#### EXTRACTED TEXT:
------------------------------------
RTX's CEO transition follows three years of change and turbulence

RTX's chief operating officer Chris Calio will become CEO of the company on May 2.

RTX's chief operating officer Chris Calio will become CEO of the company on May 2. Courtesy of RTX.

Both the company and Greg Hayes' tenure started amid the coronavirus pandemic and essentially a pause in air travel. Chris Calio will move up to CEO in the spring amid rising demand for defense products.

Change and turbulence have certainly been a significant piece of what will end up being three years of Greg Hayes' tenure as chief executive of the company we know now as RTX.

RTX itself was created through a major change: the merger of Raytheon and United Technologies Corp. in the spring of 2020 to form what was then called Raytheon Technologies. Hayes became CEO of the new company after having the role at UTC for the six years prior to the merger.
------------------------------------
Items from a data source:
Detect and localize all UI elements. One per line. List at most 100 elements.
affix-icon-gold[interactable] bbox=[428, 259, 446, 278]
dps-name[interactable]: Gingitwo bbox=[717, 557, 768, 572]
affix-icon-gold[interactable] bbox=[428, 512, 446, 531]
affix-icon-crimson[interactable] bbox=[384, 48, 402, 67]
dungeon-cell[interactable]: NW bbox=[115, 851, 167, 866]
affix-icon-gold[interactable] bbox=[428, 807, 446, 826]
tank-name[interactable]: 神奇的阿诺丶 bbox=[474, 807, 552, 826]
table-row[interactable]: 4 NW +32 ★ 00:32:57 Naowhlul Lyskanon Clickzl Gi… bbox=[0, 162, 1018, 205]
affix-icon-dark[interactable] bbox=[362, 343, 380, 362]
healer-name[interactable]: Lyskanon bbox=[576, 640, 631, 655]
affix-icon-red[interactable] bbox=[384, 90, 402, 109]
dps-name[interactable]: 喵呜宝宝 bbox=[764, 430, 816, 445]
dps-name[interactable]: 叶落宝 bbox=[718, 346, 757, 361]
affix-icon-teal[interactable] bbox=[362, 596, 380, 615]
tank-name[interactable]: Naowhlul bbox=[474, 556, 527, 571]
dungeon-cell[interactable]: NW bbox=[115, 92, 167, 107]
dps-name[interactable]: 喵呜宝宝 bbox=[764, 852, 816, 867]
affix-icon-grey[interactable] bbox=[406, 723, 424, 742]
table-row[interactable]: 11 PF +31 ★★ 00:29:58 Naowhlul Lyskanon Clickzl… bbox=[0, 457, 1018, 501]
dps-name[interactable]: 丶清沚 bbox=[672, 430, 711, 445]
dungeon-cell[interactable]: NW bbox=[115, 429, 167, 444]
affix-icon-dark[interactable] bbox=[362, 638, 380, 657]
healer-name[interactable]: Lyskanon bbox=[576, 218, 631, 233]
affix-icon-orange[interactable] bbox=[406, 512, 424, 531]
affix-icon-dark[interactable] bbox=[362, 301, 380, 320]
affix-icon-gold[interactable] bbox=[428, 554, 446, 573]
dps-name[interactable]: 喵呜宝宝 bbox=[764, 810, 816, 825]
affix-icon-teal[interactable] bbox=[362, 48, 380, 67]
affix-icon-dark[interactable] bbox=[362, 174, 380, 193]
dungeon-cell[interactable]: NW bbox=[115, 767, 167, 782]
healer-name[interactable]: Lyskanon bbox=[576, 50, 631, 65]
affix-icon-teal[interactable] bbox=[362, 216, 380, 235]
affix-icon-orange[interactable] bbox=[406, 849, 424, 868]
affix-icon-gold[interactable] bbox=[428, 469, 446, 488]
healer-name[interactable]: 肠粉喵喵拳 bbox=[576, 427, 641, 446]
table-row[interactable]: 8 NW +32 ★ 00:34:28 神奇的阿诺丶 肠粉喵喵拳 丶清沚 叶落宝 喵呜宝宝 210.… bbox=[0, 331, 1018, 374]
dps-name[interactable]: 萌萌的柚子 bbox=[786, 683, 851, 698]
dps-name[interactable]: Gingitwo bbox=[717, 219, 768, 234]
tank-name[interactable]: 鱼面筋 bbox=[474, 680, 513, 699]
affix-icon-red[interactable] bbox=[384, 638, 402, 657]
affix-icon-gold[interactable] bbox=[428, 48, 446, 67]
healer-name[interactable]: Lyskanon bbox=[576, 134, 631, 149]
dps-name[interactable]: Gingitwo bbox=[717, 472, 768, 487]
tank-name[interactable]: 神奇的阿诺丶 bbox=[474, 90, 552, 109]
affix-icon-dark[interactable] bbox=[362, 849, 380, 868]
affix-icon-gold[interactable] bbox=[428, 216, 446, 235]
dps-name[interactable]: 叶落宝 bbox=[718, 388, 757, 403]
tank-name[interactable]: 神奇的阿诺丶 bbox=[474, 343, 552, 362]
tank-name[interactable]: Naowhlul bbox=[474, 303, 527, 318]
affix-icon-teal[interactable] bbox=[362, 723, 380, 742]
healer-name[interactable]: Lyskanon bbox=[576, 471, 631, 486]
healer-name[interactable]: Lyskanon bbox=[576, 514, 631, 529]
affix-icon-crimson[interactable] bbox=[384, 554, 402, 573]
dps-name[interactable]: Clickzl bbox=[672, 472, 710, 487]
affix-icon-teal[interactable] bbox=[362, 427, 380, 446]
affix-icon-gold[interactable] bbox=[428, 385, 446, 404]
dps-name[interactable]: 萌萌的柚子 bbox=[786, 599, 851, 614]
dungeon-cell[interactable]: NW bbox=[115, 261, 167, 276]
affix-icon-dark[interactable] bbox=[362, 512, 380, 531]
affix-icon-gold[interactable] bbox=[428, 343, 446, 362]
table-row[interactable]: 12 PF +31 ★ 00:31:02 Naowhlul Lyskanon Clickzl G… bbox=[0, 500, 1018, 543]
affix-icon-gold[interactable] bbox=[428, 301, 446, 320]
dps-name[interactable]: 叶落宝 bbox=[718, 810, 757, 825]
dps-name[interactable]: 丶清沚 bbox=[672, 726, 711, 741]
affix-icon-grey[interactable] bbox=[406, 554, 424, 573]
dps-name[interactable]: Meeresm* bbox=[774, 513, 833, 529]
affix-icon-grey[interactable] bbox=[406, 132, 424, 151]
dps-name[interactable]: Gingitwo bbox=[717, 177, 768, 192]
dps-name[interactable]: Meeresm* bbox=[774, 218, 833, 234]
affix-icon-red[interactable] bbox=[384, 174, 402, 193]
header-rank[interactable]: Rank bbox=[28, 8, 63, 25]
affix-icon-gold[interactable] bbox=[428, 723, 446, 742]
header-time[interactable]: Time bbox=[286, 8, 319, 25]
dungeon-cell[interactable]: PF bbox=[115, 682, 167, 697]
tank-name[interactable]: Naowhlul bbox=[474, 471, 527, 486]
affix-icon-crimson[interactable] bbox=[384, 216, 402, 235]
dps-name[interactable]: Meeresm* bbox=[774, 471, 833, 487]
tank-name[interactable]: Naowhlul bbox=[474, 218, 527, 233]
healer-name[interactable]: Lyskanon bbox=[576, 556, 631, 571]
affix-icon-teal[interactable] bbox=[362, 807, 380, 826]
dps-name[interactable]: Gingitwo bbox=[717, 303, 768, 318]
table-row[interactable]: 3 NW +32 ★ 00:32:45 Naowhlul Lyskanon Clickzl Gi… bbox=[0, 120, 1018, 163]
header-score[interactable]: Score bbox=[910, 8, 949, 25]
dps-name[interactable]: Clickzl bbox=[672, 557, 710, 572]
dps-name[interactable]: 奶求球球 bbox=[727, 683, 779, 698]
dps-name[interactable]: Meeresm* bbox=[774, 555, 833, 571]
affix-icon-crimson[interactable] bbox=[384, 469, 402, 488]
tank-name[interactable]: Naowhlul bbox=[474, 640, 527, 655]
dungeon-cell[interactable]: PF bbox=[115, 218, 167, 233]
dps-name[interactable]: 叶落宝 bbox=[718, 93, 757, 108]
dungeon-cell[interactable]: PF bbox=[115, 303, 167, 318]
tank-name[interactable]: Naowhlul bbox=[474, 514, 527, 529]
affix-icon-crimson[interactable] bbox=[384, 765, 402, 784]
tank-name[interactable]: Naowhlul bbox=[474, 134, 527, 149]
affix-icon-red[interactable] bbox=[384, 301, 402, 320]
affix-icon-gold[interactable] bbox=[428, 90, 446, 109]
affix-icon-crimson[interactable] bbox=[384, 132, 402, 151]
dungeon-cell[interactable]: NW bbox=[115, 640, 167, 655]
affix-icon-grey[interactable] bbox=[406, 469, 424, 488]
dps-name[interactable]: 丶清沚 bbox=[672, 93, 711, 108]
------------------------------------
#### USING THE INFORMATION:
1. Based on the RTX CEO article, do these statements agree with the text? Answer yes or no for each and quote the deciding words. (a) Chris Calio held the chief operating officer post at RTX before the CEO move. (b) RTX came into being through a merger of Raytheon and United Technologies Corp. in the spring of 2020. (c) Greg Hayes had led UTC for ten years before the merger.
2. Summarize the RTX CEO article in two sentences.
3. Reproduce the passage of the RTX CEO article that begins at the words "Change and turbulence have" and stops after "now as RTX.".

#### ANSWERS TO THE PROBLEMS:
1.
(a) Yes: "RTX's chief operating officer Chris Calio will become CEO of the company on May 2."
(b) Yes: "the merger of Raytheon and United Technologies Corp. in the spring of 2020 to form what was then called Raytheon Technologies"
(c) No: "after having the role at UTC for the six years prior to the merger"

2. Chris Calio, RTX's chief operating officer, will become CEO on May 2 amid rising demand for defense products, ending what will be about three years of Greg Hayes' tenure. That tenure was marked by change and turbulence from the start, as Hayes became CEO of the company formed in spring 2020 by the merger of Raytheon and United Technologies Corp. amid the coronavirus pandemic, having held the role at UTC for the six years before.

3.
Change and turbulence have certainly been a significant piece of what will end up being three years of Greg Hayes' tenure as chief executive of the company we know now as RTX.